[Dataset excerpt]
================

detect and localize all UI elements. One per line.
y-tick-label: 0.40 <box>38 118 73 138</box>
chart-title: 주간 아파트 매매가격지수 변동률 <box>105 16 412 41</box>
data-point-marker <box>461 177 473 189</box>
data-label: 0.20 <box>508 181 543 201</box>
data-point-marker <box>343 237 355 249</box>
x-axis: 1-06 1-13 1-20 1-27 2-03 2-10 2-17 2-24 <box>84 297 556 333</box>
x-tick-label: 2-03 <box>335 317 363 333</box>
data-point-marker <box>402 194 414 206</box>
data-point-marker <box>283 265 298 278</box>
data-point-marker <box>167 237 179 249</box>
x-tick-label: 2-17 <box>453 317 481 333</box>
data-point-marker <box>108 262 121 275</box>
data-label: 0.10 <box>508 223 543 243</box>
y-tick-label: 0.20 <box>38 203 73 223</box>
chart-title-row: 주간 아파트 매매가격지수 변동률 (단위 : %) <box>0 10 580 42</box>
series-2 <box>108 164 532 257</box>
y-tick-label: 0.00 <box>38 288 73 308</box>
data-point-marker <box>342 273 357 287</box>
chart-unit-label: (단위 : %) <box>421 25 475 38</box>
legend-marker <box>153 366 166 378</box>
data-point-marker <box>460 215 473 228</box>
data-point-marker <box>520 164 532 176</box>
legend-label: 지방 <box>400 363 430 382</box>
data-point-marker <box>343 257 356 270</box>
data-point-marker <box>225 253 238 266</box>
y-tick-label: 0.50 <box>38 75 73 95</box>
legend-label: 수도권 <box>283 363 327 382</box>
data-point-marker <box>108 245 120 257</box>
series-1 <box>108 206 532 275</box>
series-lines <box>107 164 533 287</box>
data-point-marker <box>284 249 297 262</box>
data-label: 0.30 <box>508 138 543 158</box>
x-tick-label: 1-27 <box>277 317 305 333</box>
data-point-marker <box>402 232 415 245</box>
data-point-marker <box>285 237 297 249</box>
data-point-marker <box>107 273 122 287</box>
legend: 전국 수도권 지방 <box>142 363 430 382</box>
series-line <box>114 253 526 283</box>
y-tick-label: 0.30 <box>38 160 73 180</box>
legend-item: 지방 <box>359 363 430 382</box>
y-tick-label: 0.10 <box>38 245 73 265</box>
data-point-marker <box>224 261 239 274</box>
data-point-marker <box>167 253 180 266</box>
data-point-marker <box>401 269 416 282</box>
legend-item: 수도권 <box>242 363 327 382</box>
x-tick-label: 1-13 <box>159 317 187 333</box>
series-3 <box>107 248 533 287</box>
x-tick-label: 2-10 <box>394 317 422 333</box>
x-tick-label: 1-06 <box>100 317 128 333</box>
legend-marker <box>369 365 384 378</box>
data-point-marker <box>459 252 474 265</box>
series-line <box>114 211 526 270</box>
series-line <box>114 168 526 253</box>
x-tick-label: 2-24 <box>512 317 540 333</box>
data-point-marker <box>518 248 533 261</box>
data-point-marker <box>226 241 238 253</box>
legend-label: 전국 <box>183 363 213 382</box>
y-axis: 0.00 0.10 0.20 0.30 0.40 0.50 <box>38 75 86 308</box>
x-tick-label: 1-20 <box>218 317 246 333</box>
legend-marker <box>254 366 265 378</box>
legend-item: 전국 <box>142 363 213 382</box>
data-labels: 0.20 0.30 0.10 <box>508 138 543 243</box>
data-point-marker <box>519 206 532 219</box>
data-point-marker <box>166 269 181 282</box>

================

TO DO — Put every line of the entries above into a numbered list, leaving out any blank lines.

TASK SOLUTION —
1. detect and localize all UI elements. One per line.
2. y-tick-label: 0.40 <box>38 118 73 138</box>
3. chart-title: 주간 아파트 매매가격지수 변동률 <box>105 16 412 41</box>
4. data-point-marker <box>461 177 473 189</box>
5. data-label: 0.20 <box>508 181 543 201</box>
6. data-point-marker <box>343 237 355 249</box>
7. x-axis: 1-06 1-13 1-20 1-27 2-03 2-10 2-17 2-24 <box>84 297 556 333</box>
8. x-tick-label: 2-03 <box>335 317 363 333</box>
9. data-point-marker <box>402 194 414 206</box>
10. data-point-marker <box>283 265 298 278</box>
11. data-point-marker <box>167 237 179 249</box>
12. x-tick-label: 2-17 <box>453 317 481 333</box>
13. data-point-marker <box>108 262 121 275</box>
14. data-label: 0.10 <box>508 223 543 243</box>
15. y-tick-label: 0.20 <box>38 203 73 223</box>
16. chart-title-row: 주간 아파트 매매가격지수 변동률 (단위 : %) <box>0 10 580 42</box>
17. series-2 <box>108 164 532 257</box>
18. y-tick-label: 0.00 <box>38 288 73 308</box>
19. data-point-marker <box>342 273 357 287</box>
20. chart-unit-label: (단위 : %) <box>421 25 475 38</box>
21. legend-marker <box>153 366 166 378</box>
22. data-point-marker <box>460 215 473 228</box>
23. data-point-marker <box>520 164 532 176</box>
24. legend-label: 지방 <box>400 363 430 382</box>
25. data-point-marker <box>343 257 356 270</box>
26. data-point-marker <box>225 253 238 266</box>
27. y-tick-label: 0.50 <box>38 75 73 95</box>
28. legend-label: 수도권 <box>283 363 327 382</box>
29. data-point-marker <box>108 245 120 257</box>
30. series-1 <box>108 206 532 275</box>
31. series-lines <box>107 164 533 287</box>
32. data-point-marker <box>284 249 297 262</box>
33. data-label: 0.30 <box>508 138 543 158</box>
34. x-tick-label: 1-27 <box>277 317 305 333</box>
35. data-point-marker <box>402 232 415 245</box>
36. data-point-marker <box>285 237 297 249</box>
37. data-point-marker <box>107 273 122 287</box>
38. legend: 전국 수도권 지방 <box>142 363 430 382</box>
39. series-line <box>114 253 526 283</box>
40. y-tick-label: 0.30 <box>38 160 73 180</box>
41. legend-item: 지방 <box>359 363 430 382</box>
42. y-tick-label: 0.10 <box>38 245 73 265</box>
43. data-point-marker <box>224 261 239 274</box>
44. data-point-marker <box>167 253 180 266</box>
45. data-point-marker <box>401 269 416 282</box>
46. legend-item: 수도권 <box>242 363 327 382</box>
47. x-tick-label: 1-13 <box>159 317 187 333</box>
48. series-3 <box>107 248 533 287</box>
49. x-tick-label: 2-10 <box>394 317 422 333</box>
50. x-tick-label: 1-06 <box>100 317 128 333</box>
51. legend-marker <box>369 365 384 378</box>
52. data-point-marker <box>459 252 474 265</box>
53. series-line <box>114 211 526 270</box>
54. series-line <box>114 168 526 253</box>
55. x-tick-label: 2-24 <box>512 317 540 333</box>
56. data-point-marker <box>518 248 533 261</box>
57. data-point-marker <box>226 241 238 253</box>
58. legend-label: 전국 <box>183 363 213 382</box>
59. y-axis: 0.00 0.10 0.20 0.30 0.40 0.50 <box>38 75 86 308</box>
60. x-tick-label: 1-20 <box>218 317 246 333</box>
61. legend-marker <box>254 366 265 378</box>
62. legend-item: 전국 <box>142 363 213 382</box>
63. data-labels: 0.20 0.30 0.10 <box>508 138 543 243</box>
64. data-point-marker <box>519 206 532 219</box>
65. data-point-marker <box>166 269 181 282</box>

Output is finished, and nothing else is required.